_Records for processing:_
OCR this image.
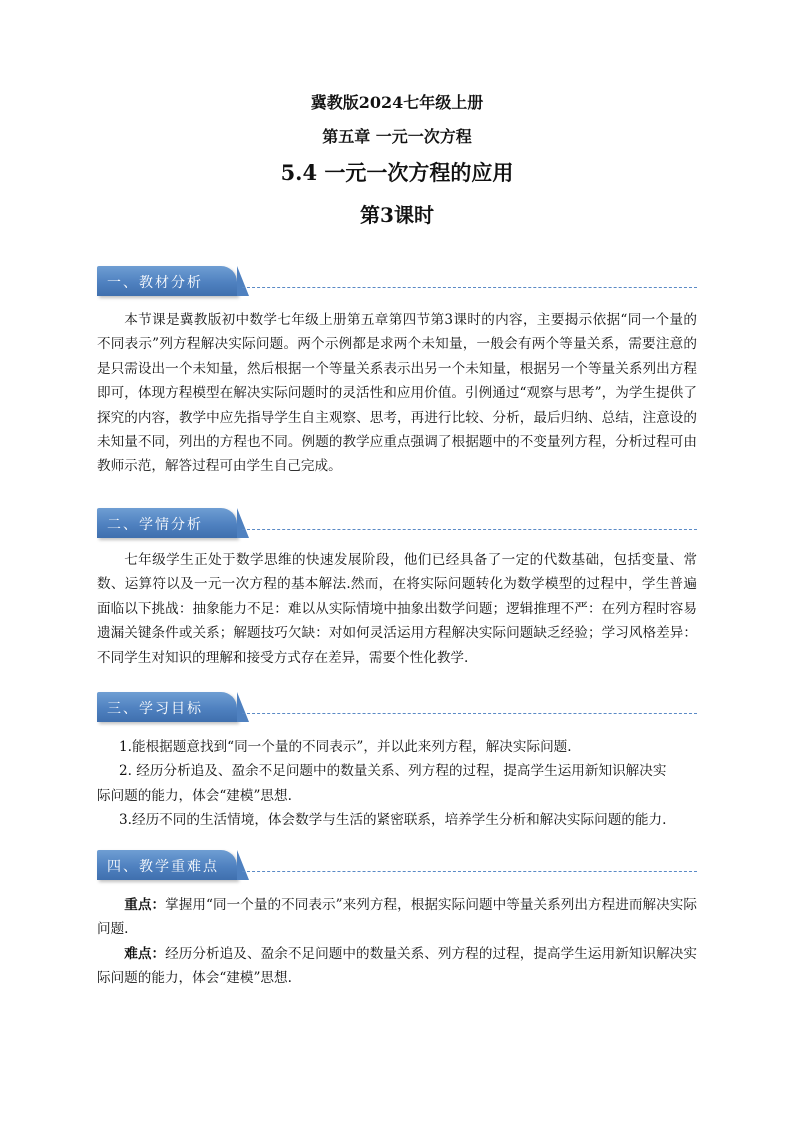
冀教版2024七年级上册
第五章 一元一次方程
5.4 一元一次方程的应用
第3课时
一、教材分析

本节课是冀教版初中数学七年级上册第五章第四节第3课时的内容，主要揭示依据“同一个量的不同表示”列方程解决实际问题。两个示例都是求两个未知量，一般会有两个等量关系，需要注意的是只需设出一个未知量，然后根据一个等量关系表示出另一个未知量，根据另一个等量关系列出方程即可，体现方程模型在解决实际问题时的灵活性和应用价值。引例通过“观察与思考”，为学生提供了探究的内容，教学中应先指导学生自主观察、思考，再进行比较、分析，最后归纳、总结，注意设的未知量不同，列出的方程也不同。例题的教学应重点强调了根据题中的不变量列方程，分析过程可由教师示范，解答过程可由学生自己完成。

二、学情分析

七年级学生正处于数学思维的快速发展阶段，他们已经具备了一定的代数基础，包括变量、常数、运算符以及一元一次方程的基本解法.然而，在将实际问题转化为数学模型的过程中，学生普遍面临以下挑战：抽象能力不足：难以从实际情境中抽象出数学问题；逻辑推理不严：在列方程时容易遗漏关键条件或关系；解题技巧欠缺：对如何灵活运用方程解决实际问题缺乏经验；学习风格差异：不同学生对知识的理解和接受方式存在差异，需要个性化教学.

三、学习目标

1.能根据题意找到“同一个量的不同表示”，并以此来列方程，解决实际问题.

2. 经历分析追及、盈余不足问题中的数量关系、列方程的过程，提高学生运用新知识解决实

际问题的能力，体会“建模”思想.

3.经历不同的生活情境，体会数学与生活的紧密联系，培养学生分析和解决实际问题的能力.

四、教学重难点

重点：掌握用“同一个量的不同表示”来列方程，根据实际问题中等量关系列出方程进而解决实际问题.

难点：经历分析追及、盈余不足问题中的数量关系、列方程的过程，提高学生运用新知识解决实际问题的能力，体会“建模”思想.
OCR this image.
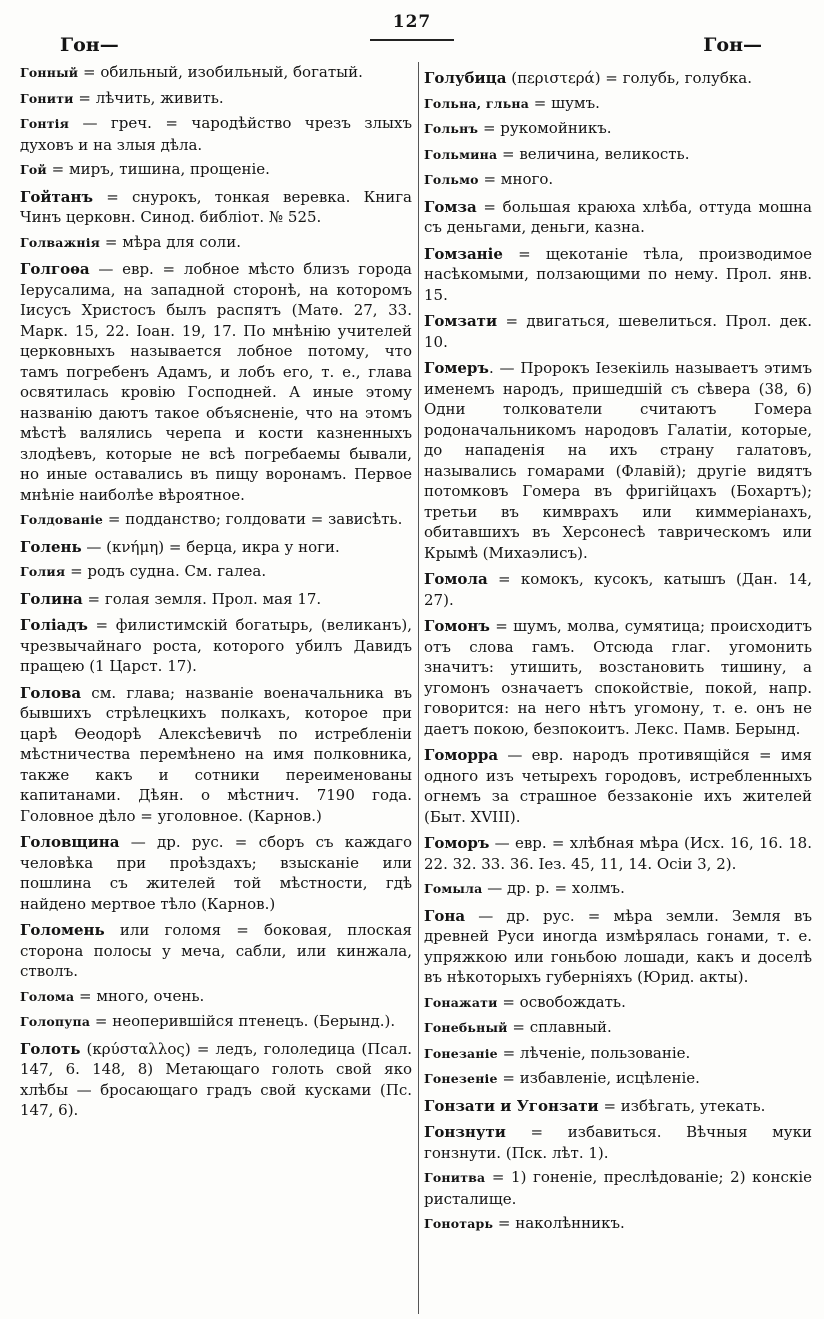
127
Гон—	Гон—

Гонный = обильный, изобильный, богатый.

Гонити = лѣчить, живить.

Гонтія — греч. = чародѣйство чрезъ злыхъ духовъ и на злыя дѣла.

Гой = миръ, тишина, прощеніе.

Гойтанъ = снурокъ, тонкая веревка. Книга Чинъ церковн. Синод. библіот. № 525.

Голважнія = мѣра для соли.

Голгоѳа — евр. = лобное мѣсто близъ города Іерусалима, на западной сторонѣ, на которомъ Іисусъ Христосъ былъ распятъ (Матѳ. 27, 33. Марк. 15, 22. Іоан. 19, 17. По мнѣнію учителей церковныхъ называется лобное потому, что тамъ погребенъ Адамъ, и лобъ его, т. е., глава освятилась кровію Господней. А иные этому названію даютъ такое объясненіе, что на этомъ мѣстѣ валялись черепа и кости казненныхъ злодѣевъ, которые не всѣ погребаемы бывали, но иные оставались въ пищу воронамъ. Первое мнѣніе наиболѣе вѣроятное.

Голдованіе = подданство; голдовати = зависѣть.

Голень — (κνήμη) = берца, икра у ноги.

Голия = родъ судна. См. галеа.

Голина = голая земля. Прол. мая 17.

Голіадъ = филистимскій богатырь, (великанъ), чрезвычайнаго роста, которого убилъ Давидъ пращею (1 Царст. 17).

Голова см. глава; названіе военачальника въ бывшихъ стрѣлецкихъ полкахъ, которое при царѣ Ѳеодорѣ Алексѣевичѣ по истребленіи мѣстничества перемѣнено на имя полковника, также какъ и сотники переименованы капитанами. Дѣян. о мѣстнич. 7190 года. Головное дѣло = уголовное. (Карнов.)

Головщина — др. рус. = сборъ съ каждаго человѣка при проѣздахъ; взысканіе или пошлина съ жителей той мѣстности, гдѣ найдено мертвое тѣло (Карнов.)

Голомень или голомя = боковая, плоская сторона полосы у меча, сабли, или кинжала, стволъ.

Голома = много, очень.

Голопупа = неоперившійся птенецъ. (Берынд.).

Голоть (κρύσταλλος) = ледъ, гололедица (Псал. 147, 6. 148, 8) Метающаго голоть свой яко хлѣбы — бросающаго градъ свой кусками (Пс. 147, 6).

Голубица (περιστερά) = голубь, голубка.

Гольна, гльна = шумъ.

Гольнъ = рукомойникъ.

Гольмина = величина, великость.

Гольмо = много.

Гомза = большая краюха хлѣба, оттуда мошна съ деньгами, деньги, казна.

Гомзаніе = щекотаніе тѣла, производимое насѣкомыми, ползающими по нему. Прол. янв. 15.

Гомзати = двигаться, шевелиться. Прол. дек. 10.

Гомеръ. — Пророкъ Іезекіиль называетъ этимъ именемъ народъ, пришедшій съ сѣвера (38, 6) Одни толкователи считаютъ Гомера родоначальникомъ народовъ Галатіи, которые, до нападенія на ихъ страну галатовъ, назывались гомарами (Флавій); другіе видятъ потомковъ Гомера въ фригійцахъ (Бохартъ); третьи въ кимврахъ или киммеріанахъ, обитавшихъ въ Херсонесѣ таврическомъ или Крымѣ (Михаэлисъ).

Гомола = комокъ, кусокъ, катышъ (Дан. 14, 27).

Гомонъ = шумъ, молва, сумятица; происходитъ отъ слова гамъ. Отсюда глаг. угомонить значитъ: утишить, возстановить тишину, а угомонъ означаетъ спокойствіе, покой, напр. говорится: на него нѣтъ угомону, т. е. онъ не даетъ покою, безпокоитъ. Лекс. Памв. Берынд.

Гоморра — евр. народъ противящійся = имя одного изъ четырехъ городовъ, истребленныхъ огнемъ за страшное беззаконіе ихъ жителей (Быт. XVIII).

Гоморъ — евр. = хлѣбная мѣра (Исх. 16, 16. 18. 22. 32. 33. 36. Іез. 45, 11, 14. Осіи 3, 2).

Гомыла — др. р. = холмъ.

Гона — др. рус. = мѣра земли. Земля въ древней Руси иногда измѣрялась гонами, т. е. упряжкою или гоньбою лошади, какъ и доселѣ въ нѣкоторыхъ губерніяхъ (Юрид. акты).

Гонажати = освобождать.

Гонебьный = сплавный.

Гонезаніе = лѣченіе, пользованіе.

Гонезеніе = избавленіе, исцѣленіе.

Гонзати и Угонзати = избѣгать, утекать.

Гонзнути = избавиться. Вѣчныя муки гонзнути. (Пск. лѣт. 1).

Гонитва = 1) гоненіе, преслѣдованіе; 2) конскіе ристалище.

Гонотарь = наколѣнникъ.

_Written problem:_ How many of the lines above hold the word "жителей"? Give only that number.

_Result of this task:_ 2